* [Stated goal] Below is a block of records; reproduce all of them exactly and leave out any pictures.

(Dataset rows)
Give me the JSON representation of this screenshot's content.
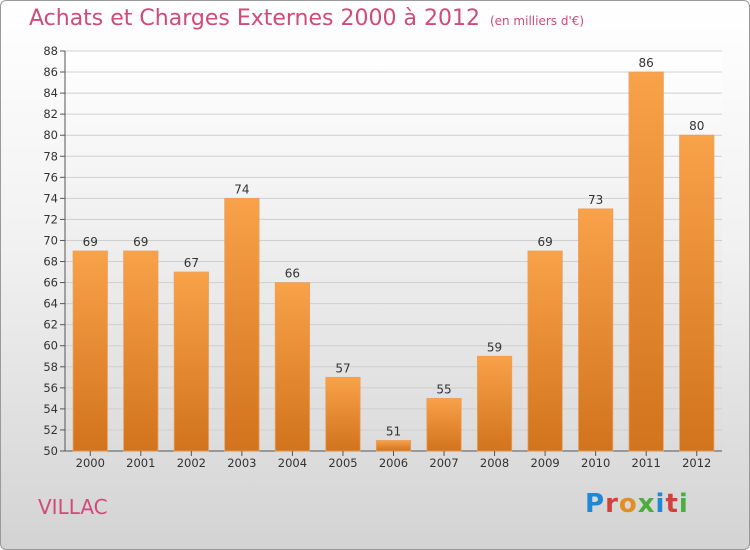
{
  "header": {
    "title": "Achats et Charges Externes 2000 à 2012",
    "subtitle": "(en milliers d'€)"
  },
  "footer": {
    "commune": "VILLAC",
    "logo": "Proxiti"
  },
  "colors": {
    "title": "#d04a7a",
    "bar_light": "#f8a24a",
    "bar_dark": "#d2731d",
    "logo_letters": [
      "#1e88d6",
      "#d4413d",
      "#e38f1f",
      "#4cae3b",
      "#1e88d6",
      "#d4413d",
      "#4cae3b"
    ]
  },
  "chart_data": {
    "type": "bar",
    "title": "Achats et Charges Externes 2000 à 2012",
    "subtitle": "(en milliers d'€)",
    "categories": [
      "2000",
      "2001",
      "2002",
      "2003",
      "2004",
      "2005",
      "2006",
      "2007",
      "2008",
      "2009",
      "2010",
      "2011",
      "2012"
    ],
    "values": [
      69,
      69,
      67,
      74,
      66,
      57,
      51,
      55,
      59,
      69,
      73,
      86,
      80
    ],
    "ylim": [
      50,
      88
    ],
    "yticks": [
      50,
      52,
      54,
      56,
      58,
      60,
      62,
      64,
      66,
      68,
      70,
      72,
      74,
      76,
      78,
      80,
      82,
      84,
      86,
      88
    ],
    "grid": true,
    "data_labels": true
  }
}
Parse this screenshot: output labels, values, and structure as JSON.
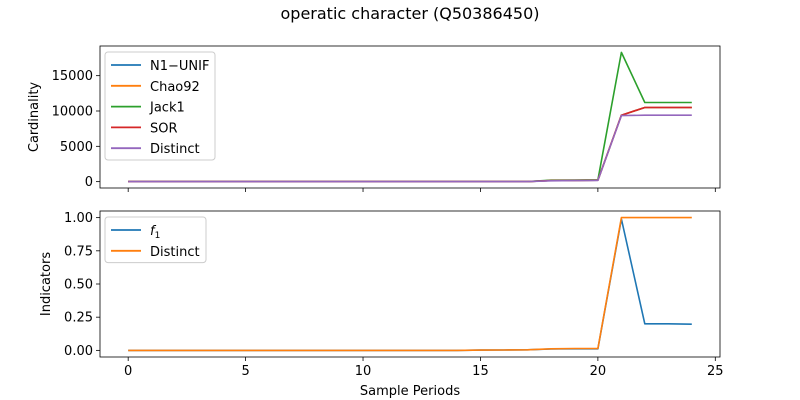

* [Written response]
Give me the JSON representation of this screenshot's content.
{
  "header": {
    "title": "Achats et Charges Externes 2000 à 2012",
    "subtitle": "(en milliers d'€)"
  },
  "footer": {
    "commune": "VILLAC",
    "logo": "Proxiti"
  },
  "colors": {
    "title": "#d04a7a",
    "bar_light": "#f8a24a",
    "bar_dark": "#d2731d",
    "logo_letters": [
      "#1e88d6",
      "#d4413d",
      "#e38f1f",
      "#4cae3b",
      "#1e88d6",
      "#d4413d",
      "#4cae3b"
    ]
  },
  "chart_data": {
    "type": "bar",
    "title": "Achats et Charges Externes 2000 à 2012",
    "subtitle": "(en milliers d'€)",
    "categories": [
      "2000",
      "2001",
      "2002",
      "2003",
      "2004",
      "2005",
      "2006",
      "2007",
      "2008",
      "2009",
      "2010",
      "2011",
      "2012"
    ],
    "values": [
      69,
      69,
      67,
      74,
      66,
      57,
      51,
      55,
      59,
      69,
      73,
      86,
      80
    ],
    "ylim": [
      50,
      88
    ],
    "yticks": [
      50,
      52,
      54,
      56,
      58,
      60,
      62,
      64,
      66,
      68,
      70,
      72,
      74,
      76,
      78,
      80,
      82,
      84,
      86,
      88
    ],
    "grid": true,
    "data_labels": true
  }
}
Parse this screenshot: output labels, values, and structure as JSON.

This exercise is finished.